WORK REQUIRED: Scan the data. Collect each line that contains the word "name".

[Structured figure records]
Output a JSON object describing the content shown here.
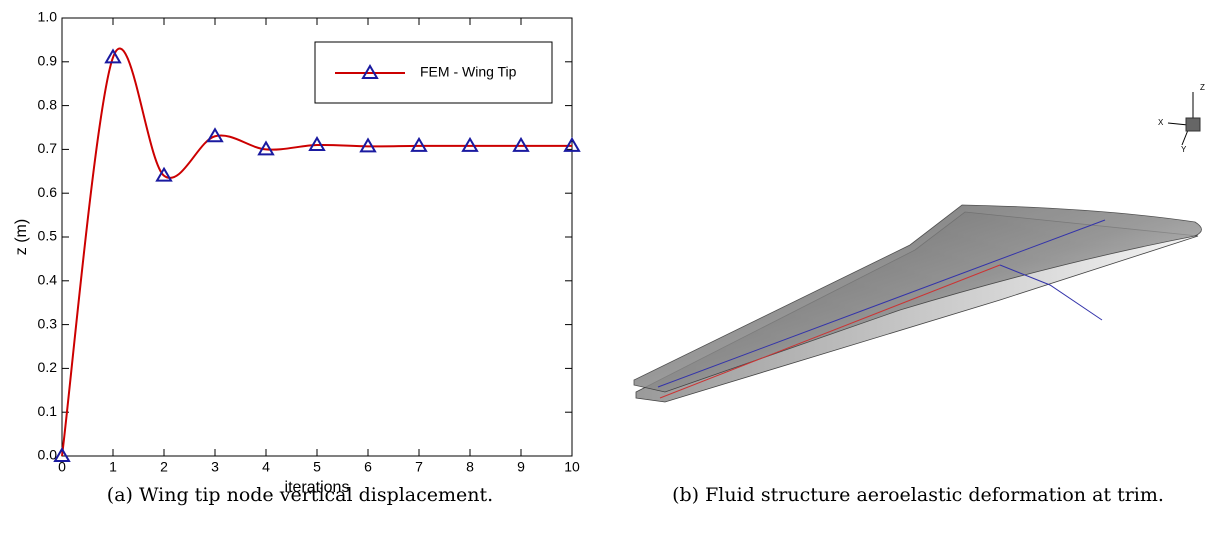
{
  "chart_data": {
    "type": "line",
    "xlabel": "iterations",
    "ylabel": "z (m)",
    "x": [
      0,
      1,
      2,
      3,
      4,
      5,
      6,
      7,
      8,
      9,
      10
    ],
    "series": [
      {
        "name": "FEM - Wing Tip",
        "color": "#cc0000",
        "marker_color": "#1a1aa0",
        "values": [
          0.0,
          0.91,
          0.64,
          0.73,
          0.7,
          0.71,
          0.707,
          0.708,
          0.708,
          0.708,
          0.708
        ]
      }
    ],
    "xlim": [
      0,
      10
    ],
    "ylim": [
      0,
      1
    ],
    "xticks": [
      0,
      1,
      2,
      3,
      4,
      5,
      6,
      7,
      8,
      9,
      10
    ],
    "yticks": [
      {
        "value": 0,
        "label": "0.0"
      },
      0.1,
      0.2,
      0.3,
      0.4,
      0.5,
      0.6,
      0.7,
      0.8,
      0.9,
      {
        "value": 1,
        "label": "1.0"
      }
    ],
    "legend": "upper right"
  },
  "captions": {
    "a": "(a) Wing tip node vertical displacement.",
    "b": "(b) Fluid structure aeroelastic deformation at trim."
  },
  "axes_triad": {
    "x": "X",
    "y": "Y",
    "z": "Z"
  }
}
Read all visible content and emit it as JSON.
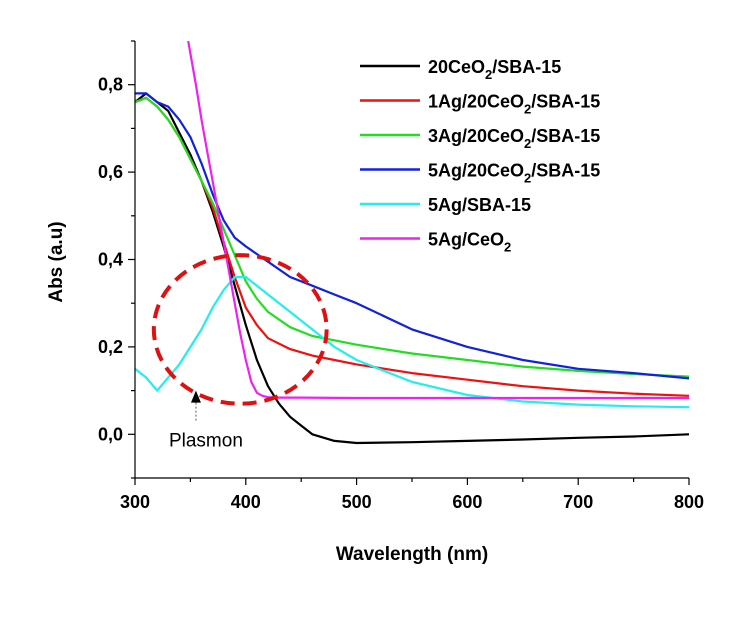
{
  "chart_data": {
    "type": "line",
    "title": "",
    "xlabel": "Wavelength (nm)",
    "ylabel": "Abs (a.u)",
    "xlim": [
      300,
      800
    ],
    "ylim": [
      -0.1,
      0.9
    ],
    "grid": false,
    "legend_position": "top-right",
    "x_ticks": [
      300,
      400,
      500,
      600,
      700,
      800
    ],
    "x_tick_labels": [
      "300",
      "400",
      "500",
      "600",
      "700",
      "800"
    ],
    "y_ticks": [
      0.0,
      0.2,
      0.4,
      0.6,
      0.8
    ],
    "y_tick_labels": [
      "0,0",
      "0,2",
      "0,4",
      "0,6",
      "0,8"
    ],
    "series": [
      {
        "name": "20CeO2/SBA-15",
        "label_parts": [
          [
            "20CeO",
            ""
          ],
          [
            "2",
            "sub"
          ],
          [
            "/SBA-15",
            ""
          ]
        ],
        "color": "#000000",
        "x": [
          300,
          310,
          320,
          330,
          340,
          350,
          360,
          370,
          380,
          390,
          400,
          410,
          420,
          430,
          440,
          450,
          460,
          480,
          500,
          550,
          600,
          650,
          700,
          750,
          800
        ],
        "y": [
          0.76,
          0.78,
          0.76,
          0.74,
          0.69,
          0.64,
          0.58,
          0.51,
          0.43,
          0.34,
          0.25,
          0.17,
          0.11,
          0.07,
          0.04,
          0.02,
          0.0,
          -0.015,
          -0.02,
          -0.018,
          -0.015,
          -0.012,
          -0.008,
          -0.005,
          0.0
        ]
      },
      {
        "name": "1Ag/20CeO2/SBA-15",
        "label_parts": [
          [
            "1Ag/20CeO",
            ""
          ],
          [
            "2",
            "sub"
          ],
          [
            "/SBA-15",
            ""
          ]
        ],
        "color": "#ee1111",
        "x": [
          300,
          310,
          320,
          330,
          340,
          350,
          360,
          370,
          380,
          390,
          400,
          410,
          420,
          440,
          460,
          480,
          500,
          550,
          600,
          650,
          700,
          750,
          800
        ],
        "y": [
          0.76,
          0.77,
          0.75,
          0.72,
          0.68,
          0.63,
          0.58,
          0.52,
          0.44,
          0.36,
          0.29,
          0.25,
          0.22,
          0.195,
          0.18,
          0.17,
          0.16,
          0.14,
          0.125,
          0.11,
          0.1,
          0.093,
          0.088
        ]
      },
      {
        "name": "3Ag/20CeO2/SBA-15",
        "label_parts": [
          [
            "3Ag/20CeO",
            ""
          ],
          [
            "2",
            "sub"
          ],
          [
            "/SBA-15",
            ""
          ]
        ],
        "color": "#22dd22",
        "x": [
          300,
          310,
          320,
          330,
          340,
          350,
          360,
          370,
          380,
          390,
          400,
          410,
          420,
          440,
          460,
          480,
          500,
          550,
          600,
          650,
          700,
          750,
          800
        ],
        "y": [
          0.76,
          0.77,
          0.75,
          0.72,
          0.68,
          0.63,
          0.58,
          0.53,
          0.47,
          0.41,
          0.35,
          0.31,
          0.28,
          0.245,
          0.225,
          0.215,
          0.205,
          0.185,
          0.17,
          0.155,
          0.145,
          0.138,
          0.132
        ]
      },
      {
        "name": "5Ag/20CeO2/SBA-15",
        "label_parts": [
          [
            "5Ag/20CeO",
            ""
          ],
          [
            "2",
            "sub"
          ],
          [
            "/SBA-15",
            ""
          ]
        ],
        "color": "#1122dd",
        "x": [
          300,
          310,
          320,
          330,
          340,
          350,
          360,
          370,
          380,
          390,
          400,
          420,
          440,
          460,
          480,
          500,
          550,
          600,
          650,
          700,
          750,
          800
        ],
        "y": [
          0.78,
          0.78,
          0.76,
          0.75,
          0.72,
          0.68,
          0.62,
          0.55,
          0.49,
          0.45,
          0.43,
          0.395,
          0.36,
          0.34,
          0.32,
          0.3,
          0.24,
          0.2,
          0.17,
          0.15,
          0.14,
          0.128
        ]
      },
      {
        "name": "5Ag/SBA-15",
        "label_parts": [
          [
            "5Ag/SBA-15",
            ""
          ]
        ],
        "color": "#22eeee",
        "x": [
          300,
          310,
          320,
          330,
          340,
          350,
          360,
          370,
          380,
          390,
          400,
          410,
          420,
          440,
          460,
          480,
          500,
          550,
          600,
          650,
          700,
          750,
          800
        ],
        "y": [
          0.15,
          0.13,
          0.1,
          0.13,
          0.16,
          0.2,
          0.24,
          0.29,
          0.33,
          0.36,
          0.36,
          0.34,
          0.32,
          0.28,
          0.24,
          0.2,
          0.17,
          0.12,
          0.09,
          0.075,
          0.068,
          0.064,
          0.062
        ]
      },
      {
        "name": "5Ag/CeO2",
        "label_parts": [
          [
            "5Ag/CeO",
            ""
          ],
          [
            "2",
            "sub"
          ]
        ],
        "color": "#ee22ee",
        "x": [
          348,
          355,
          360,
          365,
          370,
          375,
          380,
          385,
          390,
          395,
          400,
          405,
          410,
          415,
          420,
          430,
          450,
          500,
          600,
          700,
          800
        ],
        "y": [
          0.9,
          0.8,
          0.72,
          0.65,
          0.58,
          0.51,
          0.44,
          0.37,
          0.3,
          0.23,
          0.17,
          0.12,
          0.095,
          0.088,
          0.085,
          0.084,
          0.084,
          0.083,
          0.083,
          0.083,
          0.083
        ]
      }
    ],
    "annotations": [
      {
        "text": "Plasmon",
        "arrow_to": [
          355,
          0.1
        ]
      }
    ],
    "highlight_ellipse": {
      "center": [
        395,
        0.24
      ],
      "rx_nm": 78,
      "ry_abs": 0.17,
      "color": "#dd1111",
      "style": "dashed"
    }
  }
}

RESPONSE TO THE EXERCISE:
        "name": "FEM - Wing Tip",
        "name": "20CeO2/SBA-15",
        "name": "1Ag/20CeO2/SBA-15",
        "name": "3Ag/20CeO2/SBA-15",
        "name": "5Ag/20CeO2/SBA-15",
        "name": "5Ag/SBA-15",
        "name": "5Ag/CeO2",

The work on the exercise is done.